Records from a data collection
_ _ _ _ _ _ _
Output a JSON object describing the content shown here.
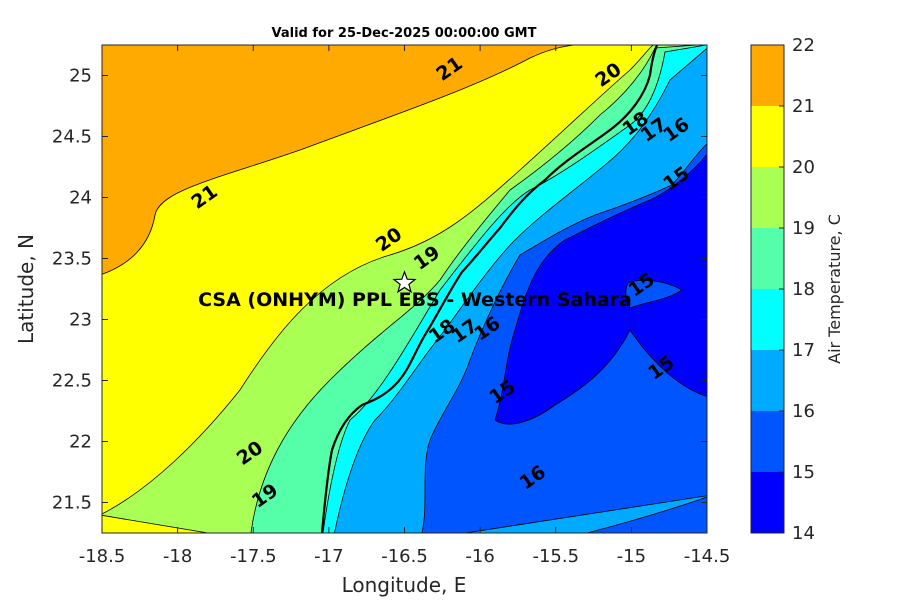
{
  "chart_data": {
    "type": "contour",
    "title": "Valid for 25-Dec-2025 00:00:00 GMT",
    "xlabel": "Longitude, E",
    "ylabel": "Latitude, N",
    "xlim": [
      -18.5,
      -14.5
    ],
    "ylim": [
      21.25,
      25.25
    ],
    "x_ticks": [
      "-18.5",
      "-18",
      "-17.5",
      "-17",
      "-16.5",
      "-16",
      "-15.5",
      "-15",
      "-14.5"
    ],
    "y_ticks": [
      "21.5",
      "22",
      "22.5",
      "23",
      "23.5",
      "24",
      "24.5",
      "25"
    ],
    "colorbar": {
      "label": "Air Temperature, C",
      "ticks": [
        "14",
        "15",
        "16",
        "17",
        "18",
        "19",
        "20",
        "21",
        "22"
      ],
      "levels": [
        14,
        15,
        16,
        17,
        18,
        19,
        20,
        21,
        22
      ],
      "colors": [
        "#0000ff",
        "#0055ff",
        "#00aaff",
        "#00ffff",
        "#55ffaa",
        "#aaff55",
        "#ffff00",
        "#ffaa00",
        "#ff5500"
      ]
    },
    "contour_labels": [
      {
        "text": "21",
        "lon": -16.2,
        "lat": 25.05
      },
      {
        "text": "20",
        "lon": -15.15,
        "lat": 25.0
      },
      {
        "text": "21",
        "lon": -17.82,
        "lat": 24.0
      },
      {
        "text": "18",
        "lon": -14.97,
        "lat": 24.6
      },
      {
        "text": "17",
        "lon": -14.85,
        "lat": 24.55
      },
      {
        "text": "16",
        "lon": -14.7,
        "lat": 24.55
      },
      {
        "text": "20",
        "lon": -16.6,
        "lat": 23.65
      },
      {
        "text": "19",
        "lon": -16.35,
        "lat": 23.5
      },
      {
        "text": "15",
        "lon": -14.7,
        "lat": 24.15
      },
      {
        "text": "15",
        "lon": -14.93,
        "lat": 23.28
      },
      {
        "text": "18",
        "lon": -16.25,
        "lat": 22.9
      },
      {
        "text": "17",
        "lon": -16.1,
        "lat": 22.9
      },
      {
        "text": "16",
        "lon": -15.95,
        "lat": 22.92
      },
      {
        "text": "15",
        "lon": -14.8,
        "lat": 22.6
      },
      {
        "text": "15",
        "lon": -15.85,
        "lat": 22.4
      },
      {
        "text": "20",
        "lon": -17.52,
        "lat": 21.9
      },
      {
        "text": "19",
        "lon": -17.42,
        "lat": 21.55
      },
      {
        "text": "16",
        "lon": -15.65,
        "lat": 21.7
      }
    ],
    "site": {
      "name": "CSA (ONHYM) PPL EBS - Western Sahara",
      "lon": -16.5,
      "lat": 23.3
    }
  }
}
_ _ _ _ _ _ _
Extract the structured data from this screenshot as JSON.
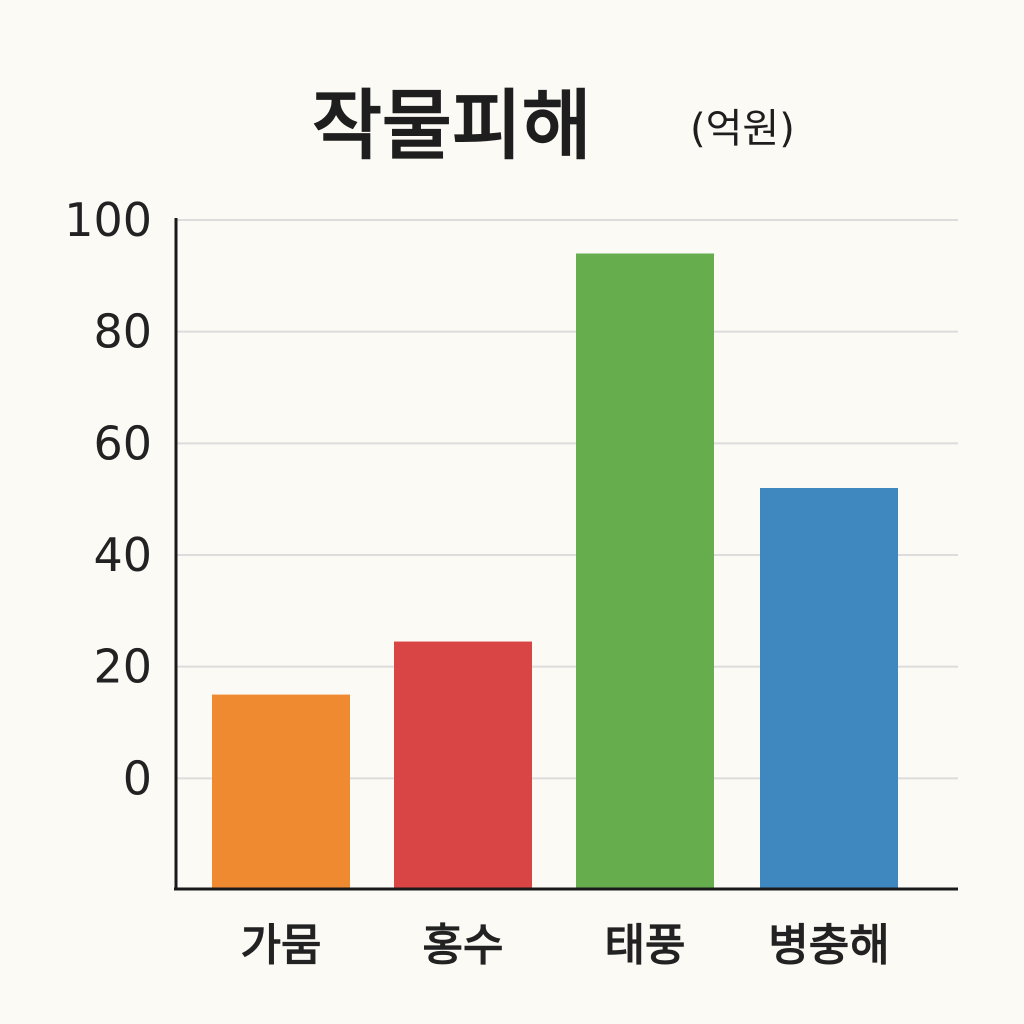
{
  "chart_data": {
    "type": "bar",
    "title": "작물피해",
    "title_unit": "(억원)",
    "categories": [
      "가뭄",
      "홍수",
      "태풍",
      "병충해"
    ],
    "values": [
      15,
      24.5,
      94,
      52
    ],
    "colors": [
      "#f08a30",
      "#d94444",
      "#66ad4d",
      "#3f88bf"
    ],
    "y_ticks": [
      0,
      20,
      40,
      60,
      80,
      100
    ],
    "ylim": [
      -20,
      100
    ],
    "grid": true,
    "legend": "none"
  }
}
_ _ _ _ _ _ _
● Work instructions:
Scan the listing above for the word "JSON" and copy every line that holds it.

● Right answer:
Output a JSON object describing the content shown here.
Extract the structured data from this screenshot as JSON.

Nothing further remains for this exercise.